## Your objective
Where a line of the entries holds the string "name", copy that line.

## Exercise materials
+ + + +

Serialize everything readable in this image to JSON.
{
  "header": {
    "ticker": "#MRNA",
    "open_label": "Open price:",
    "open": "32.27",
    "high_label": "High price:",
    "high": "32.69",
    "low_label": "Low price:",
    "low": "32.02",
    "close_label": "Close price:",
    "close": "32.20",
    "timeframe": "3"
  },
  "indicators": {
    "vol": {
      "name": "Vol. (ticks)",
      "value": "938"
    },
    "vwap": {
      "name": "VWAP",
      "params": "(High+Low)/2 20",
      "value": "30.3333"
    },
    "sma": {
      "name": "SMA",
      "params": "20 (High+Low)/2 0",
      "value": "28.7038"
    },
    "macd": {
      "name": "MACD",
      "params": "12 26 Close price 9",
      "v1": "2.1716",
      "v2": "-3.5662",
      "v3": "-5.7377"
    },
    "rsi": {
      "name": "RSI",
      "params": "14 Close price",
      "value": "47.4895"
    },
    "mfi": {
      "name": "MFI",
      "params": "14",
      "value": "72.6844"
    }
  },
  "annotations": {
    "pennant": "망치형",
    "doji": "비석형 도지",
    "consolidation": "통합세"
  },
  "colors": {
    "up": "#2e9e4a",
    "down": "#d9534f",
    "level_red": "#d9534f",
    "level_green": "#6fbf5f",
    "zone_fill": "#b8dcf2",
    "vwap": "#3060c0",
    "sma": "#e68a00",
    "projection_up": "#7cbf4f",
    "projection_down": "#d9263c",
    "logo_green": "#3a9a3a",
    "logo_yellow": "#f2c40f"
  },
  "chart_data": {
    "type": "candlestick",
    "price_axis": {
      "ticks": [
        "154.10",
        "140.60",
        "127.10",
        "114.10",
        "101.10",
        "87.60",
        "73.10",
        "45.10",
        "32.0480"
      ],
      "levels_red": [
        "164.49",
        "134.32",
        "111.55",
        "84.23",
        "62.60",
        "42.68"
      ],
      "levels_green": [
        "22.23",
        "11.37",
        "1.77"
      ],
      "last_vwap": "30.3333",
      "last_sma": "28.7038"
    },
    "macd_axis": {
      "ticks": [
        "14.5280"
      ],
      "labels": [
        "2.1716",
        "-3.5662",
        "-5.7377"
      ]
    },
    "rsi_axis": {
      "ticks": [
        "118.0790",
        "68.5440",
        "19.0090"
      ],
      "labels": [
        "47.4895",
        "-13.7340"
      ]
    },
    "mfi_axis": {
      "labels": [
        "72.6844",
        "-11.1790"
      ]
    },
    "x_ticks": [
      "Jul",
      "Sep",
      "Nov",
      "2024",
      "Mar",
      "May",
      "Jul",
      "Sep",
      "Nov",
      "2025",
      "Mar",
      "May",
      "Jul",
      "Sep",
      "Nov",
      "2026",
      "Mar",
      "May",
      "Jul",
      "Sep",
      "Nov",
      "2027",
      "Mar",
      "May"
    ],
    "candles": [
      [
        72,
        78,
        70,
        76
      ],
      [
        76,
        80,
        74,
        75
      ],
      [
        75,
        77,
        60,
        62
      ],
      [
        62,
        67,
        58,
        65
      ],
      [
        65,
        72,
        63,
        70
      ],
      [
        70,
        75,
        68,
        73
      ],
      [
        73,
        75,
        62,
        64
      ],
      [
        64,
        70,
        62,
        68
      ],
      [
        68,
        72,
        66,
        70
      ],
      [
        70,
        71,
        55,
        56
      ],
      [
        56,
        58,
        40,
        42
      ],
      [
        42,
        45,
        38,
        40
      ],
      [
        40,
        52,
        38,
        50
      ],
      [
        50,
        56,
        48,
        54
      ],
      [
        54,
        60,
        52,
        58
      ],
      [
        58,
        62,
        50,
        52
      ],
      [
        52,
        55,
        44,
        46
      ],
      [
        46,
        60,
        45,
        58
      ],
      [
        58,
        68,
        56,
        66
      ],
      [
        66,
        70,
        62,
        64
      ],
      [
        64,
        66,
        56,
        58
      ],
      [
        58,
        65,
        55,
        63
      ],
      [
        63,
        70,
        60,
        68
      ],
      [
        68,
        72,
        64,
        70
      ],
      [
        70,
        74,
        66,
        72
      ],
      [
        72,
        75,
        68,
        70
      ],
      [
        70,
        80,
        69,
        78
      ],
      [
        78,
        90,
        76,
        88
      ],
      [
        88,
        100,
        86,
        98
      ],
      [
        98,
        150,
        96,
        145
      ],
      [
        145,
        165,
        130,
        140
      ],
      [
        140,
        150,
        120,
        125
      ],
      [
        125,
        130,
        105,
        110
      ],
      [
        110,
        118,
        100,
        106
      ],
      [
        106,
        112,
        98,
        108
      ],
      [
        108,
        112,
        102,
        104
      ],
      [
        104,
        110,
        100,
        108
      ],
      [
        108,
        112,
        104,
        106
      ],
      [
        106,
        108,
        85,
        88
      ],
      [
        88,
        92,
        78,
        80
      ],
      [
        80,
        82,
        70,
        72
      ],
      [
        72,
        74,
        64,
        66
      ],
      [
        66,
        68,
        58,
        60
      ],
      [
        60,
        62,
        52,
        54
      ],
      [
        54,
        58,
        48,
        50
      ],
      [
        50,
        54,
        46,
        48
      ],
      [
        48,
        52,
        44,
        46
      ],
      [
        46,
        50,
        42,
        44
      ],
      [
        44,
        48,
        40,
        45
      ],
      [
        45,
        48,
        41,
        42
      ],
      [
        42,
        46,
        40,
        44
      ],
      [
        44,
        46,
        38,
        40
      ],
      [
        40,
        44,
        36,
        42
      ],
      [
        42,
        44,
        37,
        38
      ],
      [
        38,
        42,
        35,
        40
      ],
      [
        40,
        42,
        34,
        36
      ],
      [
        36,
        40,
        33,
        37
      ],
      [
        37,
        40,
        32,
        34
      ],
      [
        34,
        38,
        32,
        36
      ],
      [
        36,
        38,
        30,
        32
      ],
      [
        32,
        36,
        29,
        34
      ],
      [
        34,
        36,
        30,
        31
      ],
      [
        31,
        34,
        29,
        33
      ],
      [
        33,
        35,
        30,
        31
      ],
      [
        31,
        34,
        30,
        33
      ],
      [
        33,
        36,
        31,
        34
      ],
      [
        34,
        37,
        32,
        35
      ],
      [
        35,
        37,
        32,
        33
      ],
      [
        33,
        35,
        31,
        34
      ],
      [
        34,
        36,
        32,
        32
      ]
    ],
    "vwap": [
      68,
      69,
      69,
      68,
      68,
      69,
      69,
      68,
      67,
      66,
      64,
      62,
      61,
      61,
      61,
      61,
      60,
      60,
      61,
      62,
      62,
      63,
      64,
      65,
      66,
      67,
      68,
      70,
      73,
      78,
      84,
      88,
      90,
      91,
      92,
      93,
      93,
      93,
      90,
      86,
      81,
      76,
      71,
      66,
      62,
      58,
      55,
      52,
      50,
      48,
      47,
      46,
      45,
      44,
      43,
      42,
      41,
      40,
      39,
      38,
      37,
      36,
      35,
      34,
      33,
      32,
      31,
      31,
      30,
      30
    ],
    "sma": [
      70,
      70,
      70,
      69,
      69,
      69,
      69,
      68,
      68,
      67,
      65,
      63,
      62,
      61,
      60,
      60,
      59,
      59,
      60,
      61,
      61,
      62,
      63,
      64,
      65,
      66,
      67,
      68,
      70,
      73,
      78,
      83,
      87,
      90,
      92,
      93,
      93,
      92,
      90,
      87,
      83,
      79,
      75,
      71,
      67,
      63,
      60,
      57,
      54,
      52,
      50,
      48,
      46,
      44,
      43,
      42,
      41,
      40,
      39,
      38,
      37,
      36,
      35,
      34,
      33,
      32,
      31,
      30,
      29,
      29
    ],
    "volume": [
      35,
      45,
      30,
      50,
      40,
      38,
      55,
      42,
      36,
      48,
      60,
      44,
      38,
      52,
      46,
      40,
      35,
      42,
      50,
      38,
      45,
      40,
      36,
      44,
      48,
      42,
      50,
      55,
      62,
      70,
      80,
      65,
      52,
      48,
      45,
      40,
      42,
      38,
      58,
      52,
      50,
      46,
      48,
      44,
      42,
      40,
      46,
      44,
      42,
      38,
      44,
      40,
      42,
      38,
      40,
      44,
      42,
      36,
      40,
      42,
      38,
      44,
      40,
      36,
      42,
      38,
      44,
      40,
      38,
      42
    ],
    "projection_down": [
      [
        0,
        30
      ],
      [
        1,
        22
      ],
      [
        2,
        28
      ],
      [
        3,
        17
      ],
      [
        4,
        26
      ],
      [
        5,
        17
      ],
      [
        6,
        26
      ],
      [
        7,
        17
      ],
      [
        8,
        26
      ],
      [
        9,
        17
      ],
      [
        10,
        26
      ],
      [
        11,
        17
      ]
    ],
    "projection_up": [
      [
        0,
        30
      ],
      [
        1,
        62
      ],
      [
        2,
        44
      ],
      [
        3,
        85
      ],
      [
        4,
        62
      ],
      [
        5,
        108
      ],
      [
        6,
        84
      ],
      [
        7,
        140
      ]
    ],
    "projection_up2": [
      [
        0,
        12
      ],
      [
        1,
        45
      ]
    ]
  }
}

+ + + +

## Answer for this exercise
      "name": "Vol. (ticks)",
      "name": "VWAP",
      "name": "SMA",
      "name": "MACD",
      "name": "RSI",
      "name": "MFI",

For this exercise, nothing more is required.